(Data listing)
• • •

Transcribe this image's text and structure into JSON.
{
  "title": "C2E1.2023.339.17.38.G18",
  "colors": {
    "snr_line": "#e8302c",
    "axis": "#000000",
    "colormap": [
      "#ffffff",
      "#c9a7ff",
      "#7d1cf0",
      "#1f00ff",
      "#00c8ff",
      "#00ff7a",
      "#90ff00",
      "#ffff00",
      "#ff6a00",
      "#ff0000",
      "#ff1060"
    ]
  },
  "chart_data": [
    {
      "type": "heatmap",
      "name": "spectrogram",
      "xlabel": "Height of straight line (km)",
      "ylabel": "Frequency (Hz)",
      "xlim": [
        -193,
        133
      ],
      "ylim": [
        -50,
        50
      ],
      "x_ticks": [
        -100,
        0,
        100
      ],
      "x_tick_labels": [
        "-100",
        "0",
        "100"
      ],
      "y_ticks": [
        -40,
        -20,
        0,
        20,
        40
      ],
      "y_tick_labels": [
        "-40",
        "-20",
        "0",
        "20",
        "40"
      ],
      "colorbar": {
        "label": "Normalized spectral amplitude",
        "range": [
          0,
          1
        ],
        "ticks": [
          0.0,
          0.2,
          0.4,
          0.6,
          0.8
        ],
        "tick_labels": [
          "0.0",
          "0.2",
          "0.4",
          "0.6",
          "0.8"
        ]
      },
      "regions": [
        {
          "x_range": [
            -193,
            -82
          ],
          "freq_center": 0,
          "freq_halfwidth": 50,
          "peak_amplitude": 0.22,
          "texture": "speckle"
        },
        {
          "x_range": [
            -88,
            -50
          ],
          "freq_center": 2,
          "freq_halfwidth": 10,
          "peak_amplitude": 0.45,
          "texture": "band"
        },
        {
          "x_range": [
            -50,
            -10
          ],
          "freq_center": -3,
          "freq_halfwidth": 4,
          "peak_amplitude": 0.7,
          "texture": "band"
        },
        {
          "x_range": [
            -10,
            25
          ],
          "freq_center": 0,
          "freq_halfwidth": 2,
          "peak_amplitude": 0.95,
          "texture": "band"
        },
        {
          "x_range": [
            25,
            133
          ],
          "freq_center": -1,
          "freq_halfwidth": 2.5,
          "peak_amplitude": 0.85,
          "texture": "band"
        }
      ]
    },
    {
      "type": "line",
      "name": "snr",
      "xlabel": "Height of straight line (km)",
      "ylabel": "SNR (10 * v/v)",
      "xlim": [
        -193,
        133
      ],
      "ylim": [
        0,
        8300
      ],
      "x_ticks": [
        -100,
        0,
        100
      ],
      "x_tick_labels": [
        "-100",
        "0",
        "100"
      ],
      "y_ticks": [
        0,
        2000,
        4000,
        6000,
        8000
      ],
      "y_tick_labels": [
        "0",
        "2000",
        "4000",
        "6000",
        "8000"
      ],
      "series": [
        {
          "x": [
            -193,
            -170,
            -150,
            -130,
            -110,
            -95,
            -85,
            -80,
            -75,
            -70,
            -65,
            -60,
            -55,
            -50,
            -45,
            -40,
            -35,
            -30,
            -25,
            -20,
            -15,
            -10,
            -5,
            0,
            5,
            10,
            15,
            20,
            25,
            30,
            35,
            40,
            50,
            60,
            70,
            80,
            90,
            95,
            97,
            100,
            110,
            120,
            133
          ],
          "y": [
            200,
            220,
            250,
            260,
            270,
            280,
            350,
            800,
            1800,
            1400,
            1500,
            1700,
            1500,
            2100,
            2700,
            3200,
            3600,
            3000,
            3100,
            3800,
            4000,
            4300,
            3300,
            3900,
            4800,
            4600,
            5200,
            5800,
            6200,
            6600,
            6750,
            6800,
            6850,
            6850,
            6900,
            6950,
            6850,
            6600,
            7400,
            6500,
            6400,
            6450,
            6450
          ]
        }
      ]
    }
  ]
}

• • •

▶ [TASK OBJECTIVE] All of the data needs to be printed once more, exactly.

▶ [THE SOLUTION]
Transcribe this image's text and structure into JSON.
{
  "title": "C2E1.2023.339.17.38.G18",
  "colors": {
    "snr_line": "#e8302c",
    "axis": "#000000",
    "colormap": [
      "#ffffff",
      "#c9a7ff",
      "#7d1cf0",
      "#1f00ff",
      "#00c8ff",
      "#00ff7a",
      "#90ff00",
      "#ffff00",
      "#ff6a00",
      "#ff0000",
      "#ff1060"
    ]
  },
  "chart_data": [
    {
      "type": "heatmap",
      "name": "spectrogram",
      "xlabel": "Height of straight line (km)",
      "ylabel": "Frequency (Hz)",
      "xlim": [
        -193,
        133
      ],
      "ylim": [
        -50,
        50
      ],
      "x_ticks": [
        -100,
        0,
        100
      ],
      "x_tick_labels": [
        "-100",
        "0",
        "100"
      ],
      "y_ticks": [
        -40,
        -20,
        0,
        20,
        40
      ],
      "y_tick_labels": [
        "-40",
        "-20",
        "0",
        "20",
        "40"
      ],
      "colorbar": {
        "label": "Normalized spectral amplitude",
        "range": [
          0,
          1
        ],
        "ticks": [
          0.0,
          0.2,
          0.4,
          0.6,
          0.8
        ],
        "tick_labels": [
          "0.0",
          "0.2",
          "0.4",
          "0.6",
          "0.8"
        ]
      },
      "regions": [
        {
          "x_range": [
            -193,
            -82
          ],
          "freq_center": 0,
          "freq_halfwidth": 50,
          "peak_amplitude": 0.22,
          "texture": "speckle"
        },
        {
          "x_range": [
            -88,
            -50
          ],
          "freq_center": 2,
          "freq_halfwidth": 10,
          "peak_amplitude": 0.45,
          "texture": "band"
        },
        {
          "x_range": [
            -50,
            -10
          ],
          "freq_center": -3,
          "freq_halfwidth": 4,
          "peak_amplitude": 0.7,
          "texture": "band"
        },
        {
          "x_range": [
            -10,
            25
          ],
          "freq_center": 0,
          "freq_halfwidth": 2,
          "peak_amplitude": 0.95,
          "texture": "band"
        },
        {
          "x_range": [
            25,
            133
          ],
          "freq_center": -1,
          "freq_halfwidth": 2.5,
          "peak_amplitude": 0.85,
          "texture": "band"
        }
      ]
    },
    {
      "type": "line",
      "name": "snr",
      "xlabel": "Height of straight line (km)",
      "ylabel": "SNR (10 * v/v)",
      "xlim": [
        -193,
        133
      ],
      "ylim": [
        0,
        8300
      ],
      "x_ticks": [
        -100,
        0,
        100
      ],
      "x_tick_labels": [
        "-100",
        "0",
        "100"
      ],
      "y_ticks": [
        0,
        2000,
        4000,
        6000,
        8000
      ],
      "y_tick_labels": [
        "0",
        "2000",
        "4000",
        "6000",
        "8000"
      ],
      "series": [
        {
          "x": [
            -193,
            -170,
            -150,
            -130,
            -110,
            -95,
            -85,
            -80,
            -75,
            -70,
            -65,
            -60,
            -55,
            -50,
            -45,
            -40,
            -35,
            -30,
            -25,
            -20,
            -15,
            -10,
            -5,
            0,
            5,
            10,
            15,
            20,
            25,
            30,
            35,
            40,
            50,
            60,
            70,
            80,
            90,
            95,
            97,
            100,
            110,
            120,
            133
          ],
          "y": [
            200,
            220,
            250,
            260,
            270,
            280,
            350,
            800,
            1800,
            1400,
            1500,
            1700,
            1500,
            2100,
            2700,
            3200,
            3600,
            3000,
            3100,
            3800,
            4000,
            4300,
            3300,
            3900,
            4800,
            4600,
            5200,
            5800,
            6200,
            6600,
            6750,
            6800,
            6850,
            6850,
            6900,
            6950,
            6850,
            6600,
            7400,
            6500,
            6400,
            6450,
            6450
          ]
        }
      ]
    }
  ]
}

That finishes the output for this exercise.